● **EXERCISE AIM**:
Search the data for the word "written". Reproduce every line where it is found.

● **RECORD EXTRACTS**:
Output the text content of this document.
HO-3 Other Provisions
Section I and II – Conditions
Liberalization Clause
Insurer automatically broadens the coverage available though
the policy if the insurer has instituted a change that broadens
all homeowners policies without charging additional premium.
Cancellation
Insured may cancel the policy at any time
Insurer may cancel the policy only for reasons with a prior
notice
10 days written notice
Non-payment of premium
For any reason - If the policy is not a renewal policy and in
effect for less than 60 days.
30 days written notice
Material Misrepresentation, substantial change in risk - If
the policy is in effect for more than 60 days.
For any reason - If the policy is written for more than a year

● **SOLUTION TO THIS TASK**:
10 days written notice
30 days written notice
For any reason - If the policy is written for more than a year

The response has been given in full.